* **TO BE DONE**:
Can you output, unchanged, the stretch of the records below from their start through the line containing "396, 67, 407]"?

(Layout annotation data)
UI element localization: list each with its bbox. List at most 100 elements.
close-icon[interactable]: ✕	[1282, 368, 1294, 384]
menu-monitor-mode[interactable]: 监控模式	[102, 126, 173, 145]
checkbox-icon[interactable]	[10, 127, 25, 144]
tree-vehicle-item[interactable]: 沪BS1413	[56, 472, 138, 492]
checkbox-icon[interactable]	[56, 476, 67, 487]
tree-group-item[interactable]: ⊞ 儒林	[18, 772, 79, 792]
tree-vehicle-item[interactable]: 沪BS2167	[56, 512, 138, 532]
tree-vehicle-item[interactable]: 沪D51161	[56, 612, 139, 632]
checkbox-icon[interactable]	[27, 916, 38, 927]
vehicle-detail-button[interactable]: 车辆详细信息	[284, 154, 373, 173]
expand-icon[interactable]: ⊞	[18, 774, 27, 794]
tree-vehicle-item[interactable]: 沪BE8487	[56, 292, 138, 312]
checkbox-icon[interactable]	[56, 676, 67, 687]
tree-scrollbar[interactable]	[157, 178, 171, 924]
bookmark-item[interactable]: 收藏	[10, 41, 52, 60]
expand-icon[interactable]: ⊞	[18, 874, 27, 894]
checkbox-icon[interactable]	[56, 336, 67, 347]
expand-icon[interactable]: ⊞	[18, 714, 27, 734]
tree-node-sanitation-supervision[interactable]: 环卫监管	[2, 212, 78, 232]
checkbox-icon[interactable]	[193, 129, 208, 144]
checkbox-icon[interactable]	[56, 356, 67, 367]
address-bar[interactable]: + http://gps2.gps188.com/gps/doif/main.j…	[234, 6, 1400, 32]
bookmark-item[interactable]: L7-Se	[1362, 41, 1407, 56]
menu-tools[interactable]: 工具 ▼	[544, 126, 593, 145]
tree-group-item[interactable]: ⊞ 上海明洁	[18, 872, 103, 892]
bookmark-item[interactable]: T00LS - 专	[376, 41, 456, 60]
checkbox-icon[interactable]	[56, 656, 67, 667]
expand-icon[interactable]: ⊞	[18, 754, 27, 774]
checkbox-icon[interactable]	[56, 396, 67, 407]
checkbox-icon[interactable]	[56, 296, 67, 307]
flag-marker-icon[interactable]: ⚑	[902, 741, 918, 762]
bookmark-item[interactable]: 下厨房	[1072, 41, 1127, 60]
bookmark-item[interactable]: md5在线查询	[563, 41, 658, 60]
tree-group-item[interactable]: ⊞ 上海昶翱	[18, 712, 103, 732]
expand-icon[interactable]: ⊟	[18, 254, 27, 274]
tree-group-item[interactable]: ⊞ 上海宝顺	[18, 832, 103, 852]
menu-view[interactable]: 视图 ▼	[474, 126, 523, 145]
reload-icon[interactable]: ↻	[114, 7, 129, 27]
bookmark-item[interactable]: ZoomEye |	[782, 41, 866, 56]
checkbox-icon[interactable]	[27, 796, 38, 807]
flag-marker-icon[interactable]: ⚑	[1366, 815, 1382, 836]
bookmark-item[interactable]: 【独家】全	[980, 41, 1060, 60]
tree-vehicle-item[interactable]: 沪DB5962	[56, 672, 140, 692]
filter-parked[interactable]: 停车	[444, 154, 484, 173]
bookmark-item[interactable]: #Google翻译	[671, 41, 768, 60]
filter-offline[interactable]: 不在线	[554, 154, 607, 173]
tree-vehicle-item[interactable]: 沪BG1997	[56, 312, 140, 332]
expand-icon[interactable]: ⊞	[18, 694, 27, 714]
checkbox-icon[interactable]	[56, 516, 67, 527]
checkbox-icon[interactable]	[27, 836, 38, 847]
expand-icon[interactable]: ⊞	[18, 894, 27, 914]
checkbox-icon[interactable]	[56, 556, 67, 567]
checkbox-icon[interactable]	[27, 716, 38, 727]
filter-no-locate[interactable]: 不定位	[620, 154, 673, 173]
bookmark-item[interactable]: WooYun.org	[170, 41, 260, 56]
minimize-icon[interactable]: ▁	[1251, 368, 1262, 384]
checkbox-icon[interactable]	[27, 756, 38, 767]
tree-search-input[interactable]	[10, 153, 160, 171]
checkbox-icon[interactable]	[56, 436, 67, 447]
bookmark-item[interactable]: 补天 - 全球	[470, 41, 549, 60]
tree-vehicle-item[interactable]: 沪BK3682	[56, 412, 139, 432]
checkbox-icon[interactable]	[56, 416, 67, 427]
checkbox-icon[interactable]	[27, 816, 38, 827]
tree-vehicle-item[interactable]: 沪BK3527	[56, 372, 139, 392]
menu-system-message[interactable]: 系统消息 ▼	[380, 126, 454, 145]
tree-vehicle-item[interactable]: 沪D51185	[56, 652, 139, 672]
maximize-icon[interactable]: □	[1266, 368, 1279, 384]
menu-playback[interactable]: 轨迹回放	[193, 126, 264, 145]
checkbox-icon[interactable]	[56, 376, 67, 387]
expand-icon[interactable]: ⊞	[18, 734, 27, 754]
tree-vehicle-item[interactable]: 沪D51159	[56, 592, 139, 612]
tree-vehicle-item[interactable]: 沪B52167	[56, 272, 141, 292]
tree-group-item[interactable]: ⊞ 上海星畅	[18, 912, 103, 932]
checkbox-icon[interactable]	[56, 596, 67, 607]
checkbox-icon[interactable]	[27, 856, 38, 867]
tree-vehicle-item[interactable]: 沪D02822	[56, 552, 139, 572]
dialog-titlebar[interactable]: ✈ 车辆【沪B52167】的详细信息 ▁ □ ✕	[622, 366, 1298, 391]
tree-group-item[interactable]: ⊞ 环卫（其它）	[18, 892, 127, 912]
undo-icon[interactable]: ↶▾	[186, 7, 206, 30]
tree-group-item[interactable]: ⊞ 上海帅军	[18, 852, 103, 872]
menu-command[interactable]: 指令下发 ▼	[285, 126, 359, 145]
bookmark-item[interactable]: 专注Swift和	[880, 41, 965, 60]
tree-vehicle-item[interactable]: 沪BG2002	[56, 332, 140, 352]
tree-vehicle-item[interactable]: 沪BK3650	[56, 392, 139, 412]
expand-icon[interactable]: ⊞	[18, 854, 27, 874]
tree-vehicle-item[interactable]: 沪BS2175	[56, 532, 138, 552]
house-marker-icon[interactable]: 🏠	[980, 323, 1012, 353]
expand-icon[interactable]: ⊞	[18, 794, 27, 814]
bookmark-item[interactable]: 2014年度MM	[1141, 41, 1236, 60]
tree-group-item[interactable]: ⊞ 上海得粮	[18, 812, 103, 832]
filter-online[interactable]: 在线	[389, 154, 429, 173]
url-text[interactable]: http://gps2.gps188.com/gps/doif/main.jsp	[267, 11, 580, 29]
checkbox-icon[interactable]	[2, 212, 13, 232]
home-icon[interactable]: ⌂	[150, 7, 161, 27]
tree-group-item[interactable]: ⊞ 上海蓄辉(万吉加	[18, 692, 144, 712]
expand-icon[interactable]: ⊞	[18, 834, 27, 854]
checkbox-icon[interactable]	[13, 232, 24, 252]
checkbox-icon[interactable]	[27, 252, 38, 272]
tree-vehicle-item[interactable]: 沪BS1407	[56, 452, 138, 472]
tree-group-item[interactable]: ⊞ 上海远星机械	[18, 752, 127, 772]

* **WRITTEN SOLUTION**:
UI element localization: list each with its bbox. List at most 100 elements.
close-icon[interactable]: ✕	[1282, 368, 1294, 384]
menu-monitor-mode[interactable]: 监控模式	[102, 126, 173, 145]
checkbox-icon[interactable]	[10, 127, 25, 144]
tree-vehicle-item[interactable]: 沪BS1413	[56, 472, 138, 492]
checkbox-icon[interactable]	[56, 476, 67, 487]
tree-group-item[interactable]: ⊞ 儒林	[18, 772, 79, 792]
tree-vehicle-item[interactable]: 沪BS2167	[56, 512, 138, 532]
tree-vehicle-item[interactable]: 沪D51161	[56, 612, 139, 632]
checkbox-icon[interactable]	[27, 916, 38, 927]
vehicle-detail-button[interactable]: 车辆详细信息	[284, 154, 373, 173]
expand-icon[interactable]: ⊞	[18, 774, 27, 794]
tree-vehicle-item[interactable]: 沪BE8487	[56, 292, 138, 312]
checkbox-icon[interactable]	[56, 676, 67, 687]
tree-scrollbar[interactable]	[157, 178, 171, 924]
bookmark-item[interactable]: 收藏	[10, 41, 52, 60]
expand-icon[interactable]: ⊞	[18, 874, 27, 894]
checkbox-icon[interactable]	[56, 336, 67, 347]
expand-icon[interactable]: ⊞	[18, 714, 27, 734]
tree-node-sanitation-supervision[interactable]: 环卫监管	[2, 212, 78, 232]
checkbox-icon[interactable]	[193, 129, 208, 144]
checkbox-icon[interactable]	[56, 356, 67, 367]
address-bar[interactable]: + http://gps2.gps188.com/gps/doif/main.j…	[234, 6, 1400, 32]
bookmark-item[interactable]: L7-Se	[1362, 41, 1407, 56]
menu-tools[interactable]: 工具 ▼	[544, 126, 593, 145]
tree-group-item[interactable]: ⊞ 上海明洁	[18, 872, 103, 892]
bookmark-item[interactable]: T00LS - 专	[376, 41, 456, 60]
checkbox-icon[interactable]	[56, 656, 67, 667]
expand-icon[interactable]: ⊞	[18, 754, 27, 774]
checkbox-icon[interactable]	[56, 396, 67, 407]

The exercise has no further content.